### Given instruction
Reproduce all of the data word for word.

### Data for the task
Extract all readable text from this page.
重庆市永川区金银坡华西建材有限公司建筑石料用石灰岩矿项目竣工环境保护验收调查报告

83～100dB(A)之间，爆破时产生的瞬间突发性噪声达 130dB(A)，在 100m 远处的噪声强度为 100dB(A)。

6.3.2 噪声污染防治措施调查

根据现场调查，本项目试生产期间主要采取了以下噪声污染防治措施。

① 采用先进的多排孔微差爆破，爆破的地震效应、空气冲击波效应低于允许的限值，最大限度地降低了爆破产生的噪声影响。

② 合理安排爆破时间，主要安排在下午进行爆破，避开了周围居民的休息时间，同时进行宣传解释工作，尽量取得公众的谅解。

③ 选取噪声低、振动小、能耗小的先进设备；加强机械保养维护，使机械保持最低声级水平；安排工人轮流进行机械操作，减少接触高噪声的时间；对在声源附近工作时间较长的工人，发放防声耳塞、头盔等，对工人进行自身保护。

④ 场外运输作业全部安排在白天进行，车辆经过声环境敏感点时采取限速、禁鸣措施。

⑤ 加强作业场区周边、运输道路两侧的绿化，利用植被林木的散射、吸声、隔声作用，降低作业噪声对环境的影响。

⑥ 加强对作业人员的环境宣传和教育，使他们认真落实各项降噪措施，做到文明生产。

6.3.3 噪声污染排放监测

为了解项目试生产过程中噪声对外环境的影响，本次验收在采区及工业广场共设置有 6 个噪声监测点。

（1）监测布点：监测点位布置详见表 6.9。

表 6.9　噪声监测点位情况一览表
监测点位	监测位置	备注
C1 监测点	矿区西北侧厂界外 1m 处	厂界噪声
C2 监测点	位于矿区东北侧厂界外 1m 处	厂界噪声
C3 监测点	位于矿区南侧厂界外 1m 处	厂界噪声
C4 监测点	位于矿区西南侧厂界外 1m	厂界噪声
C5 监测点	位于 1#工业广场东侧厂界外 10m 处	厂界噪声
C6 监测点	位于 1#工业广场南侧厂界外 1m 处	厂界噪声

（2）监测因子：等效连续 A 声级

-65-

### Solution to the exercise
Extract all readable text from this page.
重庆市永川区金银坡华西建材有限公司建筑石料用石灰岩矿项目竣工环境保护验收调查报告

83～100dB(A)之间，爆破时产生的瞬间突发性噪声达 130dB(A)，在 100m 远处的噪声强度为 100dB(A)。

6.3.2 噪声污染防治措施调查

根据现场调查，本项目试生产期间主要采取了以下噪声污染防治措施。

① 采用先进的多排孔微差爆破，爆破的地震效应、空气冲击波效应低于允许的限值，最大限度地降低了爆破产生的噪声影响。

② 合理安排爆破时间，主要安排在下午进行爆破，避开了周围居民的休息时间，同时进行宣传解释工作，尽量取得公众的谅解。

③ 选取噪声低、振动小、能耗小的先进设备；加强机械保养维护，使机械保持最低声级水平；安排工人轮流进行机械操作，减少接触高噪声的时间；对在声源附近工作时间较长的工人，发放防声耳塞、头盔等，对工人进行自身保护。

④ 场外运输作业全部安排在白天进行，车辆经过声环境敏感点时采取限速、禁鸣措施。

⑤ 加强作业场区周边、运输道路两侧的绿化，利用植被林木的散射、吸声、隔声作用，降低作业噪声对环境的影响。

⑥ 加强对作业人员的环境宣传和教育，使他们认真落实各项降噪措施，做到文明生产。

6.3.3 噪声污染排放监测

为了解项目试生产过程中噪声对外环境的影响，本次验收在采区及工业广场共设置有 6 个噪声监测点。

（1）监测布点：监测点位布置详见表 6.9。

表 6.9　噪声监测点位情况一览表
监测点位	监测位置	备注
C1 监测点	矿区西北侧厂界外 1m 处	厂界噪声
C2 监测点	位于矿区东北侧厂界外 1m 处	厂界噪声
C3 监测点	位于矿区南侧厂界外 1m 处	厂界噪声
C4 监测点	位于矿区西南侧厂界外 1m	厂界噪声
C5 监测点	位于 1#工业广场东侧厂界外 10m 处	厂界噪声
C6 监测点	位于 1#工业广场南侧厂界外 1m 处	厂界噪声

（2）监测因子：等效连续 A 声级

-65-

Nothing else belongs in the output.